## Exercise details
The listing below should be written out exactly; please include all of it.
++++++++++++++++++++
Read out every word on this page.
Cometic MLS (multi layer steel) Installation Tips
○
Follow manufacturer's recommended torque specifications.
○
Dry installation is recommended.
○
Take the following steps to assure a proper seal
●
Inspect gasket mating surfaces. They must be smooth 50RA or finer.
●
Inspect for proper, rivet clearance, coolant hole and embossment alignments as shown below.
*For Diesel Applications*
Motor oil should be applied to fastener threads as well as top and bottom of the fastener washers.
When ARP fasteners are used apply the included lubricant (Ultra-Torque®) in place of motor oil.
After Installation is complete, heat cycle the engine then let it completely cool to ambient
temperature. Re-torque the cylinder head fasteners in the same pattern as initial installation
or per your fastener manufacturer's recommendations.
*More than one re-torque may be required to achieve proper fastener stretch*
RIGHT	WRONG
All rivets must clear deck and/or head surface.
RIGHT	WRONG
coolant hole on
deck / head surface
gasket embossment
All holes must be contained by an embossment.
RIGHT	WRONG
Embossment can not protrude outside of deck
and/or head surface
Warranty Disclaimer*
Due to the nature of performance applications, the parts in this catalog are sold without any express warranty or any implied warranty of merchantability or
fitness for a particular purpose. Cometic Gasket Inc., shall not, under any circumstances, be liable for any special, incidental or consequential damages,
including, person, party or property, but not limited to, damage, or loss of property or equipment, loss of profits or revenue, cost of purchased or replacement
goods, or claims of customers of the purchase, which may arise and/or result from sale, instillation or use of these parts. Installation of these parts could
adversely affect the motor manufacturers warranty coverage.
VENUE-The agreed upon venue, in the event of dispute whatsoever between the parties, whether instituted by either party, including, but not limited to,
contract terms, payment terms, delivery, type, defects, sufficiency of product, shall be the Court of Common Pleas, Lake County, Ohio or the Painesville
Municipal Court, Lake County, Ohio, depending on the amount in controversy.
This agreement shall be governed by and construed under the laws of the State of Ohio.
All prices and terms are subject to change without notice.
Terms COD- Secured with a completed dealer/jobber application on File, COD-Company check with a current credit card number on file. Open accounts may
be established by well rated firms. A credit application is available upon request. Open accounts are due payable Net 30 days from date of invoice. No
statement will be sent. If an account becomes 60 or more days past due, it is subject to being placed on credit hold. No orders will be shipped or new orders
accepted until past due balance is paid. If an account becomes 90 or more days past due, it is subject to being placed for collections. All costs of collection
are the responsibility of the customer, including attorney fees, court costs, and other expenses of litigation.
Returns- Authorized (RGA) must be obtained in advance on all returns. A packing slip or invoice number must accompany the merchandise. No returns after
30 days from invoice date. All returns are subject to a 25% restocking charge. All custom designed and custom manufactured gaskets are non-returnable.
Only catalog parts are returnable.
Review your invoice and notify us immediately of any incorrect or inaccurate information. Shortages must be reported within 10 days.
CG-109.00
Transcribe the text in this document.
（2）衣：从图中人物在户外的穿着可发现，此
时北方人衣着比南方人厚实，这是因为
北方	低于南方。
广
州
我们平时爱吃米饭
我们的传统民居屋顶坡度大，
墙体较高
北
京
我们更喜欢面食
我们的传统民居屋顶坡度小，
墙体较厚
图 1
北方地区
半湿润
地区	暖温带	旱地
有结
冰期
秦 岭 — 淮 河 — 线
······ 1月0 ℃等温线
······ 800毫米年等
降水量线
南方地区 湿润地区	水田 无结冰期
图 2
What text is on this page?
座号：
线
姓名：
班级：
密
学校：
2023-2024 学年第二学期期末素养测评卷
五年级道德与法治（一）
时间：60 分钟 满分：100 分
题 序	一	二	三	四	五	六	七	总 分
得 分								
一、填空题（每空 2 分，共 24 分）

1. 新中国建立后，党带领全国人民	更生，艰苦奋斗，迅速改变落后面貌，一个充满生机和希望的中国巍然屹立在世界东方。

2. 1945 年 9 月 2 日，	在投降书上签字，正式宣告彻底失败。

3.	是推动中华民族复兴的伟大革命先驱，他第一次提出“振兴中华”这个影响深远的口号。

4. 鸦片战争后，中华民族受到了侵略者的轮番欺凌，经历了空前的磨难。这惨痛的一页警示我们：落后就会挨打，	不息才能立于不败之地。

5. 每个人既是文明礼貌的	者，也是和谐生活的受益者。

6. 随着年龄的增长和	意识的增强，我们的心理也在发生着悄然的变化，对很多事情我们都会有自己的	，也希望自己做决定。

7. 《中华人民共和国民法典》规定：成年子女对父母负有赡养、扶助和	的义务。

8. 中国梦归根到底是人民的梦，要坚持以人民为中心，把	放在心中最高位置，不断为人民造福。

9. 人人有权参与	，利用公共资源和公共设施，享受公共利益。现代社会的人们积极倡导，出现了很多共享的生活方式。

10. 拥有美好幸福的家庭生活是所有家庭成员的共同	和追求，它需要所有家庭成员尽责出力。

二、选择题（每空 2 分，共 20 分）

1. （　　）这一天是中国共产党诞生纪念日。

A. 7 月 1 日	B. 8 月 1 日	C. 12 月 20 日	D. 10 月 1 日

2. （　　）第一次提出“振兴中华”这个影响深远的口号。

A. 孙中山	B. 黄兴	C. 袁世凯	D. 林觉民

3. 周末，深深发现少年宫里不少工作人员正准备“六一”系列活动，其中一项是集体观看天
++++++++++++++++++++
## Result below
Read out every word on this page.
Cometic MLS (multi layer steel) Installation Tips
○
Follow manufacturer's recommended torque specifications.
○
Dry installation is recommended.
○
Take the following steps to assure a proper seal
●
Inspect gasket mating surfaces. They must be smooth 50RA or finer.
●
Inspect for proper, rivet clearance, coolant hole and embossment alignments as shown below.
*For Diesel Applications*
Motor oil should be applied to fastener threads as well as top and bottom of the fastener washers.
When ARP fasteners are used apply the included lubricant (Ultra-Torque®) in place of motor oil.
After Installation is complete, heat cycle the engine then let it completely cool to ambient
temperature. Re-torque the cylinder head fasteners in the same pattern as initial installation
or per your fastener manufacturer's recommendations.
*More than one re-torque may be required to achieve proper fastener stretch*
RIGHT	WRONG
All rivets must clear deck and/or head surface.
RIGHT	WRONG
coolant hole on
deck / head surface
gasket embossment
All holes must be contained by an embossment.
RIGHT	WRONG
Embossment can not protrude outside of deck
and/or head surface
Warranty Disclaimer*
Due to the nature of performance applications, the parts in this catalog are sold without any express warranty or any implied warranty of merchantability or
fitness for a particular purpose. Cometic Gasket Inc., shall not, under any circumstances, be liable for any special, incidental or consequential damages,
including, person, party or property, but not limited to, damage, or loss of property or equipment, loss of profits or revenue, cost of purchased or replacement
goods, or claims of customers of the purchase, which may arise and/or result from sale, instillation or use of these parts. Installation of these parts could
adversely affect the motor manufacturers warranty coverage.
VENUE-The agreed upon venue, in the event of dispute whatsoever between the parties, whether instituted by either party, including, but not limited to,
contract terms, payment terms, delivery, type, defects, sufficiency of product, shall be the Court of Common Pleas, Lake County, Ohio or the Painesville
Municipal Court, Lake County, Ohio, depending on the amount in controversy.
This agreement shall be governed by and construed under the laws of the State of Ohio.
All prices and terms are subject to change without notice.
Terms COD- Secured with a completed dealer/jobber application on File, COD-Company check with a current credit card number on file. Open accounts may
be established by well rated firms. A credit application is available upon request. Open accounts are due payable Net 30 days from date of invoice. No
statement will be sent. If an account becomes 60 or more days past due, it is subject to being placed on credit hold. No orders will be shipped or new orders
accepted until past due balance is paid. If an account becomes 90 or more days past due, it is subject to being placed for collections. All costs of collection
are the responsibility of the customer, including attorney fees, court costs, and other expenses of litigation.
Returns- Authorized (RGA) must be obtained in advance on all returns. A packing slip or invoice number must accompany the merchandise. No returns after
30 days from invoice date. All returns are subject to a 25% restocking charge. All custom designed and custom manufactured gaskets are non-returnable.
Only catalog parts are returnable.
Review your invoice and notify us immediately of any incorrect or inaccurate information. Shortages must be reported within 10 days.
CG-109.00
Transcribe the text in this document.
（2）衣：从图中人物在户外的穿着可发现，此
时北方人衣着比南方人厚实，这是因为
北方	低于南方。
广
州
我们平时爱吃米饭
我们的传统民居屋顶坡度大，
墙体较高
北
京
我们更喜欢面食
我们的传统民居屋顶坡度小，
墙体较厚
图 1
北方地区
半湿润
地区	暖温带	旱地
有结
冰期
秦 岭 — 淮 河 — 线
······ 1月0 ℃等温线
······ 800毫米年等
降水量线
南方地区 湿润地区	水田 无结冰期
图 2
What text is on this page?
座号：
线
姓名：
班级：
密
学校：
2023-2024 学年第二学期期末素养测评卷
五年级道德与法治（一）
时间：60 分钟 满分：100 分
题 序	一	二	三	四	五	六	七	总 分
得 分								
一、填空题（每空 2 分，共 24 分）

1. 新中国建立后，党带领全国人民	更生，艰苦奋斗，迅速改变落后面貌，一个充满生机和希望的中国巍然屹立在世界东方。

2. 1945 年 9 月 2 日，	在投降书上签字，正式宣告彻底失败。

3.	是推动中华民族复兴的伟大革命先驱，他第一次提出“振兴中华”这个影响深远的口号。

4. 鸦片战争后，中华民族受到了侵略者的轮番欺凌，经历了空前的磨难。这惨痛的一页警示我们：落后就会挨打，	不息才能立于不败之地。

5. 每个人既是文明礼貌的	者，也是和谐生活的受益者。

6. 随着年龄的增长和	意识的增强，我们的心理也在发生着悄然的变化，对很多事情我们都会有自己的	，也希望自己做决定。

7. 《中华人民共和国民法典》规定：成年子女对父母负有赡养、扶助和	的义务。

8. 中国梦归根到底是人民的梦，要坚持以人民为中心，把	放在心中最高位置，不断为人民造福。

9. 人人有权参与	，利用公共资源和公共设施，享受公共利益。现代社会的人们积极倡导，出现了很多共享的生活方式。

10. 拥有美好幸福的家庭生活是所有家庭成员的共同	和追求，它需要所有家庭成员尽责出力。

二、选择题（每空 2 分，共 20 分）

1. （　　）这一天是中国共产党诞生纪念日。

A. 7 月 1 日	B. 8 月 1 日	C. 12 月 20 日	D. 10 月 1 日

2. （　　）第一次提出“振兴中华”这个影响深远的口号。

A. 孙中山	B. 黄兴	C. 袁世凯	D. 林觉民

3. 周末，深深发现少年宫里不少工作人员正准备“六一”系列活动，其中一项是集体观看天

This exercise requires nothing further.